SHORT EXERCISE >> Your task is to give the data again, exactly, with every line intact.

>>>>

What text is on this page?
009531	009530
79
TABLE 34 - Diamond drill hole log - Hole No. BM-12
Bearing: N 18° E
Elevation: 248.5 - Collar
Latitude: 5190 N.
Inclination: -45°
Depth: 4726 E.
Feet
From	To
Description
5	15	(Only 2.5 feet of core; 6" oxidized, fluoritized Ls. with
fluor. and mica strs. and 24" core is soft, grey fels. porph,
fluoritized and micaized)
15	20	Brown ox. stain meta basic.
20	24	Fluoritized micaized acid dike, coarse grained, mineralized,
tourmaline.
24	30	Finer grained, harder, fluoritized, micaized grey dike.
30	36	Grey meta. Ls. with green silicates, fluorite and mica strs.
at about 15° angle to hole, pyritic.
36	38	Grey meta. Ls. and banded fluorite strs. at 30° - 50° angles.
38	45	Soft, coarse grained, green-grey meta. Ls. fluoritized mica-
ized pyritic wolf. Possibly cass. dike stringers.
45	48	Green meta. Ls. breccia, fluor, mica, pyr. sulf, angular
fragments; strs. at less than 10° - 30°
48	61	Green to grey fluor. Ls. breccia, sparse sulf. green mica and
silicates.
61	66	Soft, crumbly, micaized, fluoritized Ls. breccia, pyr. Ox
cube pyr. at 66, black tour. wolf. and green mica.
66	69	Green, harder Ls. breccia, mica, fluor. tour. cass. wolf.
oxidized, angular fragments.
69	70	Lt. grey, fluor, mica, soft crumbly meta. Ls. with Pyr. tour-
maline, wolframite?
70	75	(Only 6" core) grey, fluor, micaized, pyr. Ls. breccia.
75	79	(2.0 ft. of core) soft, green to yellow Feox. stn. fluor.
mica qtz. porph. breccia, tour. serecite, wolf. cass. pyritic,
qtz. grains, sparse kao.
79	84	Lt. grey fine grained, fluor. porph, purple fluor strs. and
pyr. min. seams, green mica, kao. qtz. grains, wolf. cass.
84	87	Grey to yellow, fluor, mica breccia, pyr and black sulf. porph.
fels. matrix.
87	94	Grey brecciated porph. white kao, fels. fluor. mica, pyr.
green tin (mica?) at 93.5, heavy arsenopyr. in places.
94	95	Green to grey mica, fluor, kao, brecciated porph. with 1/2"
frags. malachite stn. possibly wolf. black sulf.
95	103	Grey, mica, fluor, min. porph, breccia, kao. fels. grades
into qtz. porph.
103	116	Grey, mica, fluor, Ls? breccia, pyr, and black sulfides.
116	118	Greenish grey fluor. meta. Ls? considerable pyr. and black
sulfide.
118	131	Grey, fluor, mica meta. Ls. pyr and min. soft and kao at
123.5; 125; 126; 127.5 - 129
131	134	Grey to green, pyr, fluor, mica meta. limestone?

<<<<

WRITTEN ANSWER >>
What text is on this page?
009531	009530
79
TABLE 34 - Diamond drill hole log - Hole No. BM-12
Bearing: N 18° E
Elevation: 248.5 - Collar
Latitude: 5190 N.
Inclination: -45°
Depth: 4726 E.
Feet
From	To
Description
5	15	(Only 2.5 feet of core; 6" oxidized, fluoritized Ls. with
fluor. and mica strs. and 24" core is soft, grey fels. porph,
fluoritized and micaized)
15	20	Brown ox. stain meta basic.
20	24	Fluoritized micaized acid dike, coarse grained, mineralized,
tourmaline.
24	30	Finer grained, harder, fluoritized, micaized grey dike.
30	36	Grey meta. Ls. with green silicates, fluorite and mica strs.
at about 15° angle to hole, pyritic.
36	38	Grey meta. Ls. and banded fluorite strs. at 30° - 50° angles.
38	45	Soft, coarse grained, green-grey meta. Ls. fluoritized mica-
ized pyritic wolf. Possibly cass. dike stringers.
45	48	Green meta. Ls. breccia, fluor, mica, pyr. sulf, angular
fragments; strs. at less than 10° - 30°
48	61	Green to grey fluor. Ls. breccia, sparse sulf. green mica and
silicates.
61	66	Soft, crumbly, micaized, fluoritized Ls. breccia, pyr. Ox
cube pyr. at 66, black tour. wolf. and green mica.
66	69	Green, harder Ls. breccia, mica, fluor. tour. cass. wolf.
oxidized, angular fragments.
69	70	Lt. grey, fluor, mica, soft crumbly meta. Ls. with Pyr. tour-
maline, wolframite?
70	75	(Only 6" core) grey, fluor, micaized, pyr. Ls. breccia.
75	79	(2.0 ft. of core) soft, green to yellow Feox. stn. fluor.
mica qtz. porph. breccia, tour. serecite, wolf. cass. pyritic,
qtz. grains, sparse kao.
79	84	Lt. grey fine grained, fluor. porph, purple fluor strs. and
pyr. min. seams, green mica, kao. qtz. grains, wolf. cass.
84	87	Grey to yellow, fluor, mica breccia, pyr and black sulf. porph.
fels. matrix.
87	94	Grey brecciated porph. white kao, fels. fluor. mica, pyr.
green tin (mica?) at 93.5, heavy arsenopyr. in places.
94	95	Green to grey mica, fluor, kao, brecciated porph. with 1/2"
frags. malachite stn. possibly wolf. black sulf.
95	103	Grey, mica, fluor, min. porph, breccia, kao. fels. grades
into qtz. porph.
103	116	Grey, mica, fluor, Ls? breccia, pyr, and black sulfides.
116	118	Greenish grey fluor. meta. Ls? considerable pyr. and black
sulfide.
118	131	Grey, fluor, mica meta. Ls. pyr and min. soft and kao at
123.5; 125; 126; 127.5 - 129
131	134	Grey to green, pyr, fluor, mica meta. limestone?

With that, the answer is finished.